- [TASK INPUT]

--- start ---

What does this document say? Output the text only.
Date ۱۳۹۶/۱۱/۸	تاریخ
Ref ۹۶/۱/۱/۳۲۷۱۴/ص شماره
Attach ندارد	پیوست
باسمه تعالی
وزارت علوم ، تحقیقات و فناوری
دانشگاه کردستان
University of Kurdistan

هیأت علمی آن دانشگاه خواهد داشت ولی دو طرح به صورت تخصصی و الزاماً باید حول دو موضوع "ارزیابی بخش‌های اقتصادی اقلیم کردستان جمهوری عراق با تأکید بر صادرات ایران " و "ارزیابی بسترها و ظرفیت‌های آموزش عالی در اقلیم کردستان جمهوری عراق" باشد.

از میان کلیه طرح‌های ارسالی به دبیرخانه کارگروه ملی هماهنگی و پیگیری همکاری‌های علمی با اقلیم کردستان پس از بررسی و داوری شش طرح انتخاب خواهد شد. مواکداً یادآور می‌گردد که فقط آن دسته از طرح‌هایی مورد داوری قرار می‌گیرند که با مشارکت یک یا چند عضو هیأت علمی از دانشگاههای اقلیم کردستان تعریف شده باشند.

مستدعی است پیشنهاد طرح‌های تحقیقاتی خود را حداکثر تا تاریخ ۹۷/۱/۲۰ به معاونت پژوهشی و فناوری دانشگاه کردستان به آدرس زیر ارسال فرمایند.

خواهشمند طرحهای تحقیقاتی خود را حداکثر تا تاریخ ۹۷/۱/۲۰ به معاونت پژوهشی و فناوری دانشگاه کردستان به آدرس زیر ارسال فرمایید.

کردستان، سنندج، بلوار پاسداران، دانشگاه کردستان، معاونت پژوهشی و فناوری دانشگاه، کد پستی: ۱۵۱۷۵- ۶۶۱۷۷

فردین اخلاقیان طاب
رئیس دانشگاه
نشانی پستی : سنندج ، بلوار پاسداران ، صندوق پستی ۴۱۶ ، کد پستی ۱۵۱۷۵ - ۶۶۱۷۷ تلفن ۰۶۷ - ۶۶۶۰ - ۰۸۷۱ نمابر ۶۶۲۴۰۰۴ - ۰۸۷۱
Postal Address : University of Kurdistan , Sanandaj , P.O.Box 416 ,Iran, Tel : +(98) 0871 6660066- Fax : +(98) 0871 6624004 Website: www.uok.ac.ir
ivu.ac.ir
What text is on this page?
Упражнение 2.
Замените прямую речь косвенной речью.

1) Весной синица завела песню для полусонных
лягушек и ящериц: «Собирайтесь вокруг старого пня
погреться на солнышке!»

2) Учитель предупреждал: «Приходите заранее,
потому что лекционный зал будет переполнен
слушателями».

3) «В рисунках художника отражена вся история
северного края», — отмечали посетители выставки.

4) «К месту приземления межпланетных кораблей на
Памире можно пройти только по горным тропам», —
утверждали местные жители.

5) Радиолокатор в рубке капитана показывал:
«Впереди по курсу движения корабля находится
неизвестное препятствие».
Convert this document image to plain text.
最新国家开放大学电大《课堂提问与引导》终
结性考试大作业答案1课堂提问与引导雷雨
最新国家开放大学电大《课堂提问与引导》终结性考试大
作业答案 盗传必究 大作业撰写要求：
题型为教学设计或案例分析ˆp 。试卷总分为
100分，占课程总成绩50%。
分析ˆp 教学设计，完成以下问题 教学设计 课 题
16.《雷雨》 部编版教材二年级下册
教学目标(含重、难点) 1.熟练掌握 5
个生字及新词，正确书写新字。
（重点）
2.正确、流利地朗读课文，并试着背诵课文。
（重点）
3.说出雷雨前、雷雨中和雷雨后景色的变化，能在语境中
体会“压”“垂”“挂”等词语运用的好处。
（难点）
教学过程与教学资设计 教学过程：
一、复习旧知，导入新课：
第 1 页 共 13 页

--- end ---

- [WORK REQUIRED] Extract every line containing the string "معاونت" from the material.

- [IN RESPONSE]
مستدعی است پیشنهاد طرح‌های تحقیقاتی خود را حداکثر تا تاریخ ۹۷/۱/۲۰ به معاونت پژوهشی و فناوری دانشگاه کردستان به آدرس زیر ارسال فرمایند.
خواهشمند طرحهای تحقیقاتی خود را حداکثر تا تاریخ ۹۷/۱/۲۰ به معاونت پژوهشی و فناوری دانشگاه کردستان به آدرس زیر ارسال فرمایید.
کردستان، سنندج، بلوار پاسداران، دانشگاه کردستان، معاونت پژوهشی و فناوری دانشگاه، کد پستی: ۱۵۱۷۵- ۶۶۱۷۷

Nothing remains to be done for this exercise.